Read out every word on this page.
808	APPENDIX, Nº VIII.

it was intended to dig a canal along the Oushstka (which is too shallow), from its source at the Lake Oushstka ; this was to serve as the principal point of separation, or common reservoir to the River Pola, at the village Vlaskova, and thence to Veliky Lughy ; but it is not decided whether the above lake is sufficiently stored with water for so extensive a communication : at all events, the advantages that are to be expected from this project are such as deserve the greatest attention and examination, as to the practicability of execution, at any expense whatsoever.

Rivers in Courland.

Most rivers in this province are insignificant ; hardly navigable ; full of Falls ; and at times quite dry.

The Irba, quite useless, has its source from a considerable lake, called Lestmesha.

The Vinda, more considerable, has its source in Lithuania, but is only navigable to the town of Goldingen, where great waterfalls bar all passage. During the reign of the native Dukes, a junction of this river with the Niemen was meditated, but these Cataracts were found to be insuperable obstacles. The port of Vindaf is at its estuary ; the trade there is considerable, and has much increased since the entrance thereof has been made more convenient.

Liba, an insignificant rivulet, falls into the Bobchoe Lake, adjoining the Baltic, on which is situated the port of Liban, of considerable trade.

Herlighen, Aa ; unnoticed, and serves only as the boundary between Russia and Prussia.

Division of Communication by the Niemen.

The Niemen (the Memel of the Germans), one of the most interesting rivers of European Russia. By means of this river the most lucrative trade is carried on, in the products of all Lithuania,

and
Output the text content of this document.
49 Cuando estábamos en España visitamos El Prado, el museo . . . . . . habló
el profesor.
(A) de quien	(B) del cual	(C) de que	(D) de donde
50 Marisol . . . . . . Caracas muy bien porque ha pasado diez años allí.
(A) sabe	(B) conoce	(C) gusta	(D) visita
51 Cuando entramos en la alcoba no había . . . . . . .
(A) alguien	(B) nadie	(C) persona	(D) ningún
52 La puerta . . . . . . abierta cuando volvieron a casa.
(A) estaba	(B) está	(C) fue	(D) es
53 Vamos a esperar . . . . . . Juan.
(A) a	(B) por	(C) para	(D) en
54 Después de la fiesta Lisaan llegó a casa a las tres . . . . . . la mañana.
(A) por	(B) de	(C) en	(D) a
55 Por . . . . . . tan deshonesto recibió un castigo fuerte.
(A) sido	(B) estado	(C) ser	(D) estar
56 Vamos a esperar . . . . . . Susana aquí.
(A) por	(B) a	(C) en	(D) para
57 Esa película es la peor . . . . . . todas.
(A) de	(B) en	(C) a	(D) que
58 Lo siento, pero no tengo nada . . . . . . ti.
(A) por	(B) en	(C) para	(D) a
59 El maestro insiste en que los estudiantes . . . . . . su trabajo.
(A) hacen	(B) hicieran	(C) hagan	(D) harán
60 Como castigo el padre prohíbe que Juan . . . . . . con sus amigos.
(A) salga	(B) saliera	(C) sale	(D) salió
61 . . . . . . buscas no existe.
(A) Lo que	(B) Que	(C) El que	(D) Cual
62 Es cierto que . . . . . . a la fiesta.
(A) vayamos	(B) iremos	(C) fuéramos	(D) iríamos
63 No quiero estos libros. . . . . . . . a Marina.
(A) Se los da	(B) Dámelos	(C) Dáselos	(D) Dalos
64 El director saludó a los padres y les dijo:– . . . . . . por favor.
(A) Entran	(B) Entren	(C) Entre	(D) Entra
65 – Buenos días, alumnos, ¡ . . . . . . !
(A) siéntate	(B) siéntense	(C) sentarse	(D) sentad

Required work: Extract each entry in full and write it down exactly.

Exercise output:
Read out every word on this page.
808	APPENDIX, Nº VIII.

it was intended to dig a canal along the Oushstka (which is too shallow), from its source at the Lake Oushstka ; this was to serve as the principal point of separation, or common reservoir to the River Pola, at the village Vlaskova, and thence to Veliky Lughy ; but it is not decided whether the above lake is sufficiently stored with water for so extensive a communication : at all events, the advantages that are to be expected from this project are such as deserve the greatest attention and examination, as to the practicability of execution, at any expense whatsoever.

Rivers in Courland.

Most rivers in this province are insignificant ; hardly navigable ; full of Falls ; and at times quite dry.

The Irba, quite useless, has its source from a considerable lake, called Lestmesha.

The Vinda, more considerable, has its source in Lithuania, but is only navigable to the town of Goldingen, where great waterfalls bar all passage. During the reign of the native Dukes, a junction of this river with the Niemen was meditated, but these Cataracts were found to be insuperable obstacles. The port of Vindaf is at its estuary ; the trade there is considerable, and has much increased since the entrance thereof has been made more convenient.

Liba, an insignificant rivulet, falls into the Bobchoe Lake, adjoining the Baltic, on which is situated the port of Liban, of considerable trade.

Herlighen, Aa ; unnoticed, and serves only as the boundary between Russia and Prussia.

Division of Communication by the Niemen.

The Niemen (the Memel of the Germans), one of the most interesting rivers of European Russia. By means of this river the most lucrative trade is carried on, in the products of all Lithuania,

and
Output the text content of this document.
49 Cuando estábamos en España visitamos El Prado, el museo . . . . . . habló
el profesor.
(A) de quien	(B) del cual	(C) de que	(D) de donde
50 Marisol . . . . . . Caracas muy bien porque ha pasado diez años allí.
(A) sabe	(B) conoce	(C) gusta	(D) visita
51 Cuando entramos en la alcoba no había . . . . . . .
(A) alguien	(B) nadie	(C) persona	(D) ningún
52 La puerta . . . . . . abierta cuando volvieron a casa.
(A) estaba	(B) está	(C) fue	(D) es
53 Vamos a esperar . . . . . . Juan.
(A) a	(B) por	(C) para	(D) en
54 Después de la fiesta Lisaan llegó a casa a las tres . . . . . . la mañana.
(A) por	(B) de	(C) en	(D) a
55 Por . . . . . . tan deshonesto recibió un castigo fuerte.
(A) sido	(B) estado	(C) ser	(D) estar
56 Vamos a esperar . . . . . . Susana aquí.
(A) por	(B) a	(C) en	(D) para
57 Esa película es la peor . . . . . . todas.
(A) de	(B) en	(C) a	(D) que
58 Lo siento, pero no tengo nada . . . . . . ti.
(A) por	(B) en	(C) para	(D) a
59 El maestro insiste en que los estudiantes . . . . . . su trabajo.
(A) hacen	(B) hicieran	(C) hagan	(D) harán
60 Como castigo el padre prohíbe que Juan . . . . . . con sus amigos.
(A) salga	(B) saliera	(C) sale	(D) salió
61 . . . . . . buscas no existe.
(A) Lo que	(B) Que	(C) El que	(D) Cual
62 Es cierto que . . . . . . a la fiesta.
(A) vayamos	(B) iremos	(C) fuéramos	(D) iríamos
63 No quiero estos libros. . . . . . . . a Marina.
(A) Se los da	(B) Dámelos	(C) Dáselos	(D) Dalos
64 El director saludó a los padres y les dijo:– . . . . . . por favor.
(A) Entran	(B) Entren	(C) Entre	(D) Entra
65 – Buenos días, alumnos, ¡ . . . . . . !
(A) siéntate	(B) siéntense	(C) sentarse	(D) sentad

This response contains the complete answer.